Compound Interest, False Laws and Shiny Taps

(I return with a very long rant about funding cuts in higher education. Rather political so feel free to not read if you’re after my edu research and praxis stuff.)

Like most governments, the Australian Federal Government is making spending cuts at the moment. Unlike most countries, Australia is actually doing pretty well but, unfortunately, we have a federal election coming up this year and we are losing the ability to do mathematics in a sea of politics. One initiative that has just been announced is increased funding to schools in line with the Gonski review – hooray! The only problem is that they are cutting University funding to do this – wait, what? (Four different links from different news organisations, for your delectation.) School funding will go up $14.5bn over six years and, for my sector, “$2.8 billion in cuts to universities, discounts for families paying upfront HECS fees, self education tax deduction changes and converting a student scholarship scheme into a loans scheme” (from the last link). The University cuts include a $900M “University funding efficiency dividend“.

Efficiency dividend?

> [INFORMATION PROVIDED]:
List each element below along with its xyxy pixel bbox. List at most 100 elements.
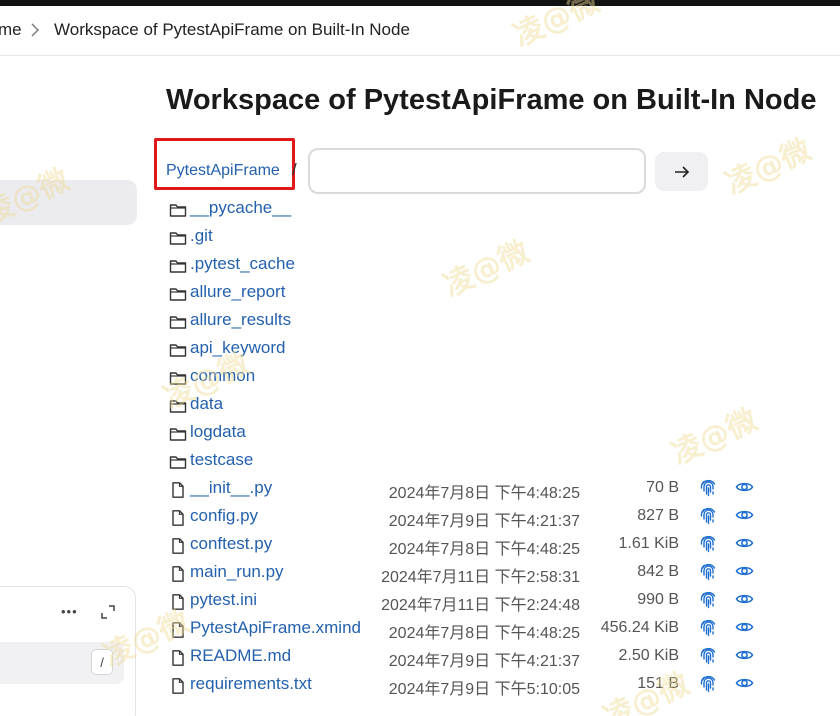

> [STATED EXERCISE 1]: In the blog post on higher education funding cuts, how much will school funding go up, and over what period?
> [STATED EXERCISE 2]: Continue the blog post on higher education funding cuts from the point where it stops.

> [TASK RESULT 1]: School funding will go up $14.5bn over six years.

> [TASK RESULT 2]:
For those who, like me, have just seen the Australian University sector be scheduled for a 2% efficiency dividend you may have wondered “What does this actually mean?” You can read about this concept at this web site, but let me summarise it here. The efficiency dividend is defined as an ‘annual reduction in funding for the overall running costs of an agency’ so, if you were looking for a different way to say this, you might say ‘annual scheduled operational budget cut’. This is tied together with the concept of efficiency and is based on the assumption that a (public service) department will become steadily more productive over time and thus we can cut resources and still get the same level of output. Money saved here can then be used for other high priority projects. What this means to me is that we, as Universities, will get less money and must cut our resourcing but have to maintain our quality of outputs because of a staggering belief that there is some sort of dependable Moore’s Law productivity gain for public sector and quasi-government agencies – and this includes Universities. (Moore’s Law is “the observation that over the history of computing hardware, the number of transistors on integrated circuits doubles approximately every two years” – Wikipedia – and is often reinterpreted as “computers double in speed every 18 months”. Moore’s Law is actually an observation and people who use it as a reliable prediction of the future are missing the point. I note that the semiconductor industry is starting to think that the doubling rate is dropping to ever three years, which makes this even less of a “Law”.)

Let me clear up something straight away. Yes, the schools need more funds, teachers need more pay and this is essential to our future and stability as a nation. And, yes, I know the money has to come from somewhere, but if we are going to trim under the illusion of doing it along productivity maintenance lines then let us clear up some fundamental misconceptions so that we know whether we are surgically trimming or whole carcass butchering.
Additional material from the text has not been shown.